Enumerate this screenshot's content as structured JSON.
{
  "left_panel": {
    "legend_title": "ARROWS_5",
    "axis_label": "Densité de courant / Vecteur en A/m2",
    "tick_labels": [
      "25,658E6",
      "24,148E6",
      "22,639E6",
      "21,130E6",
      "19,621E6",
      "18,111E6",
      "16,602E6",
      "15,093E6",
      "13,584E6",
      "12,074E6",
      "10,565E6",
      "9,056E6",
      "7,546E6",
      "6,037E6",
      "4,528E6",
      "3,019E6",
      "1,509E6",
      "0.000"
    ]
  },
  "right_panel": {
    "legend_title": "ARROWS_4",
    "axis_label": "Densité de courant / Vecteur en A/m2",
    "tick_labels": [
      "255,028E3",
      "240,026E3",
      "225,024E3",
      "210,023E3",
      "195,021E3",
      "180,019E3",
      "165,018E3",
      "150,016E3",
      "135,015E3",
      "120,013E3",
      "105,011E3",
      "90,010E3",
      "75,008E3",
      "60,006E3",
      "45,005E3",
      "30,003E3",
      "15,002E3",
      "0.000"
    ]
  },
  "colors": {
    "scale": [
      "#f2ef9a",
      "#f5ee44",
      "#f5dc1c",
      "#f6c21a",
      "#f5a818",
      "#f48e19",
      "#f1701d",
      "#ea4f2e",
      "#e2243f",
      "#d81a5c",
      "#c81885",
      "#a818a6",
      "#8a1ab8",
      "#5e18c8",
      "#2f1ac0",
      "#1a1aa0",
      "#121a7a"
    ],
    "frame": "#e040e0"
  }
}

===

* SET EXERCISE
Write out the records above again, keeping each one identical to the original.

* THE SOLUTION
Enumerate this screenshot's content as structured JSON.
{
  "left_panel": {
    "legend_title": "ARROWS_5",
    "axis_label": "Densité de courant / Vecteur en A/m2",
    "tick_labels": [
      "25,658E6",
      "24,148E6",
      "22,639E6",
      "21,130E6",
      "19,621E6",
      "18,111E6",
      "16,602E6",
      "15,093E6",
      "13,584E6",
      "12,074E6",
      "10,565E6",
      "9,056E6",
      "7,546E6",
      "6,037E6",
      "4,528E6",
      "3,019E6",
      "1,509E6",
      "0.000"
    ]
  },
  "right_panel": {
    "legend_title": "ARROWS_4",
    "axis_label": "Densité de courant / Vecteur en A/m2",
    "tick_labels": [
      "255,028E3",
      "240,026E3",
      "225,024E3",
      "210,023E3",
      "195,021E3",
      "180,019E3",
      "165,018E3",
      "150,016E3",
      "135,015E3",
      "120,013E3",
      "105,011E3",
      "90,010E3",
      "75,008E3",
      "60,006E3",
      "45,005E3",
      "30,003E3",
      "15,002E3",
      "0.000"
    ]
  },
  "colors": {
    "scale": [
      "#f2ef9a",
      "#f5ee44",
      "#f5dc1c",
      "#f6c21a",
      "#f5a818",
      "#f48e19",
      "#f1701d",
      "#ea4f2e",
      "#e2243f",
      "#d81a5c",
      "#c81885",
      "#a818a6",
      "#8a1ab8",
      "#5e18c8",
      "#2f1ac0",
      "#1a1aa0",
      "#121a7a"
    ],
    "frame": "#e040e0"
  }
}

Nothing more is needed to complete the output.